## What needs to be done
Your answer should be one number: the count of lines in these entries that hold the word "title".

** begin Excerpted data **

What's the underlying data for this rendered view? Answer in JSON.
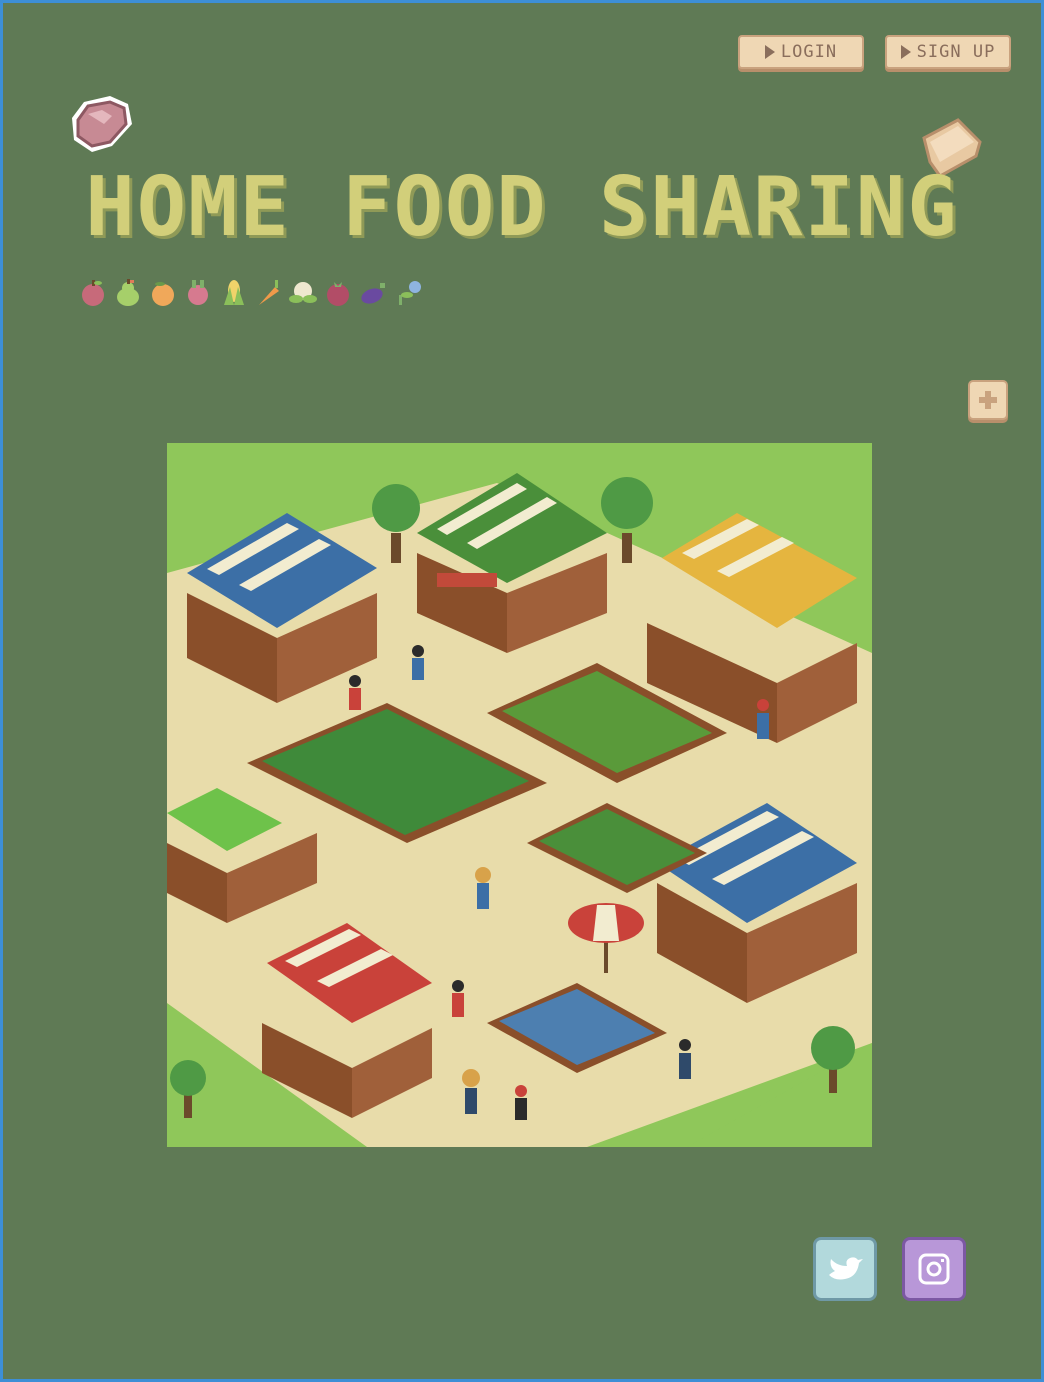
{
  "header": {
    "login_label": "LOGIN",
    "signup_label": "SIGN UP"
  },
  "hero": {
    "title": "HOME FOOD SHARING"
  },
  "produce_icons": [
    "apple-icon",
    "pear-icon",
    "peach-icon",
    "beet-icon",
    "corn-icon",
    "carrot-icon",
    "cauliflower-icon",
    "pomegranate-icon",
    "eggplant-icon",
    "sprout-icon"
  ],
  "social": {
    "twitter": "twitter-icon",
    "instagram": "instagram-icon"
  },
  "colors": {
    "background": "#5f7a55",
    "title": "#d2cf7a",
    "button_bg": "#efd7b4",
    "button_text": "#8a6e5c"
  }
}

** end Excerpted data **

## Correct answer
2